-- GOAL OF THE EXERCISE --
All of the material should be reproduced exactly, with pictures left out.

-- Entries taken from a collection --
## BEGIN

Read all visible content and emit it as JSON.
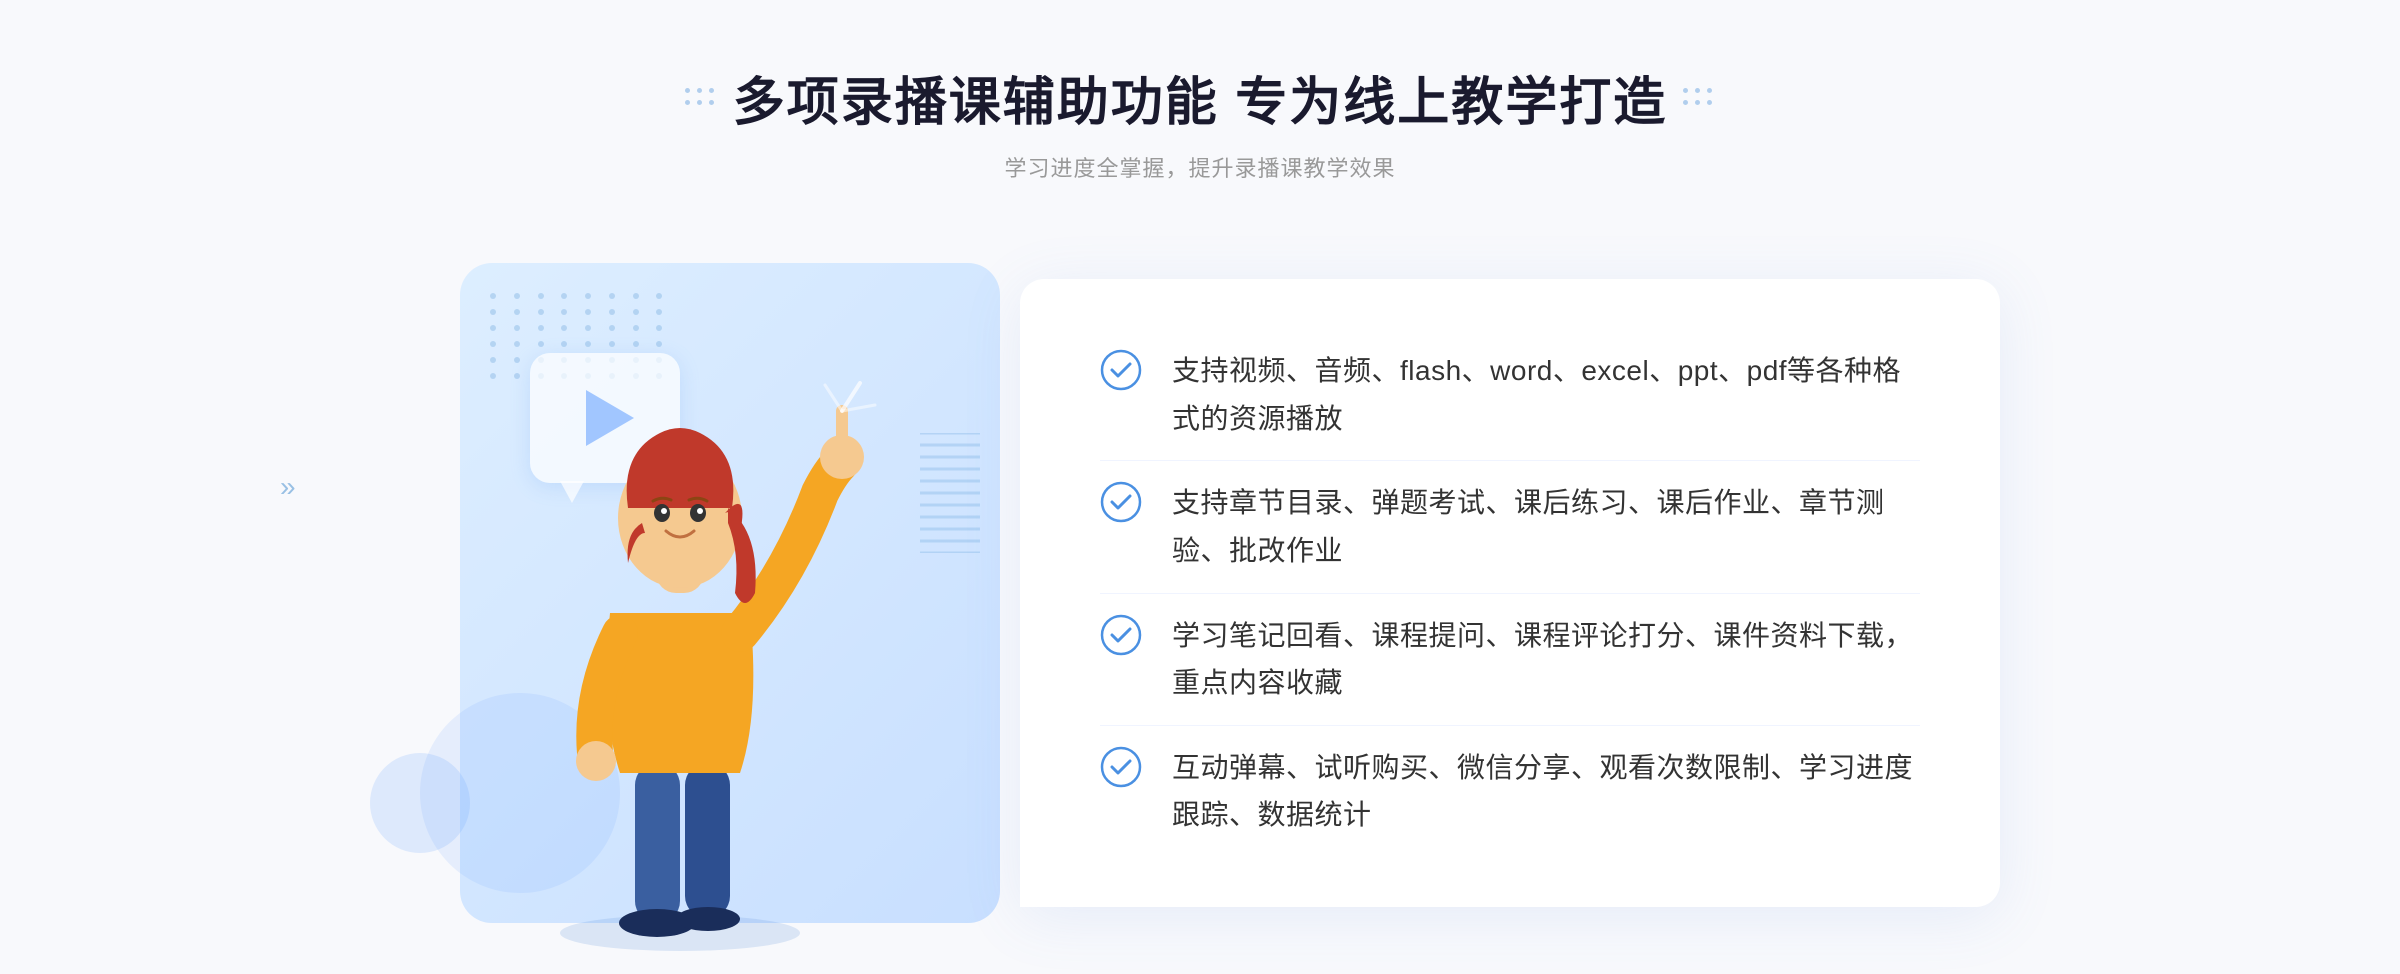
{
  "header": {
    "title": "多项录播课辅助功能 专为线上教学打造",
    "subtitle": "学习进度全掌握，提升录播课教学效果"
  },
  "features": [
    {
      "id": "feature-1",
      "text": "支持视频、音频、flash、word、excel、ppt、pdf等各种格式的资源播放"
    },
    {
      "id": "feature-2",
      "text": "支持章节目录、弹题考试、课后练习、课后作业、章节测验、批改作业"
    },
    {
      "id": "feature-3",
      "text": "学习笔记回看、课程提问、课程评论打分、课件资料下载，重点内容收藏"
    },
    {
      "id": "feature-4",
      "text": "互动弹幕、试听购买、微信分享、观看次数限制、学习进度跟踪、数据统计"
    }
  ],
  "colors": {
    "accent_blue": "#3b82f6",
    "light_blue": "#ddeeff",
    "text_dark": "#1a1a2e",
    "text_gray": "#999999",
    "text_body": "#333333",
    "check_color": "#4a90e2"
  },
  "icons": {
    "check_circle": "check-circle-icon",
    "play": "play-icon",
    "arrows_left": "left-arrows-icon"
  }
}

## END

-- SOLUTION FOR THIS PROBLEM --
Read all visible content and emit it as JSON.
{
  "header": {
    "title": "多项录播课辅助功能 专为线上教学打造",
    "subtitle": "学习进度全掌握，提升录播课教学效果"
  },
  "features": [
    {
      "id": "feature-1",
      "text": "支持视频、音频、flash、word、excel、ppt、pdf等各种格式的资源播放"
    },
    {
      "id": "feature-2",
      "text": "支持章节目录、弹题考试、课后练习、课后作业、章节测验、批改作业"
    },
    {
      "id": "feature-3",
      "text": "学习笔记回看、课程提问、课程评论打分、课件资料下载，重点内容收藏"
    },
    {
      "id": "feature-4",
      "text": "互动弹幕、试听购买、微信分享、观看次数限制、学习进度跟踪、数据统计"
    }
  ],
  "colors": {
    "accent_blue": "#3b82f6",
    "light_blue": "#ddeeff",
    "text_dark": "#1a1a2e",
    "text_gray": "#999999",
    "text_body": "#333333",
    "check_color": "#4a90e2"
  },
  "icons": {
    "check_circle": "check-circle-icon",
    "play": "play-icon",
    "arrows_left": "left-arrows-icon"
  }
}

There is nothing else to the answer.